● INSTRUCTIONS FOR THE TASK
Give every line from the entries that contains "does".

--- start PROVIDED RECORDS ---

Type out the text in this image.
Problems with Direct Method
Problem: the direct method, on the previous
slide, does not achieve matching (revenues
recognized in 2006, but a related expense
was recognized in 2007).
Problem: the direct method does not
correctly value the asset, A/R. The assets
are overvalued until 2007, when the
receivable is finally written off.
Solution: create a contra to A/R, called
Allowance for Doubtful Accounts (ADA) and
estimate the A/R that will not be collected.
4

--- end PROVIDED RECORDS ---
--- start PROVIDED RECORDS ---

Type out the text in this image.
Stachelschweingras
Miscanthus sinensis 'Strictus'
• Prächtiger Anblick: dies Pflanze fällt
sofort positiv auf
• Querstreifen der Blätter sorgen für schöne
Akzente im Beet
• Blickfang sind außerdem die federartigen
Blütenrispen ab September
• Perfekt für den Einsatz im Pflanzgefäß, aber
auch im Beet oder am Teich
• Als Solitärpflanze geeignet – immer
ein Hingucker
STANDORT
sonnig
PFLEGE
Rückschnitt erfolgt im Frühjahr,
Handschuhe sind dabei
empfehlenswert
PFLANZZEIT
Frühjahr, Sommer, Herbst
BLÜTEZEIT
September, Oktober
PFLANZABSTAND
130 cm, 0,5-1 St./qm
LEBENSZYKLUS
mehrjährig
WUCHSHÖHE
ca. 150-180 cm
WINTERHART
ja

--- end PROVIDED RECORDS ---

● FINAL ANSWER
slide, does not achieve matching (revenues
Problem: the direct method does not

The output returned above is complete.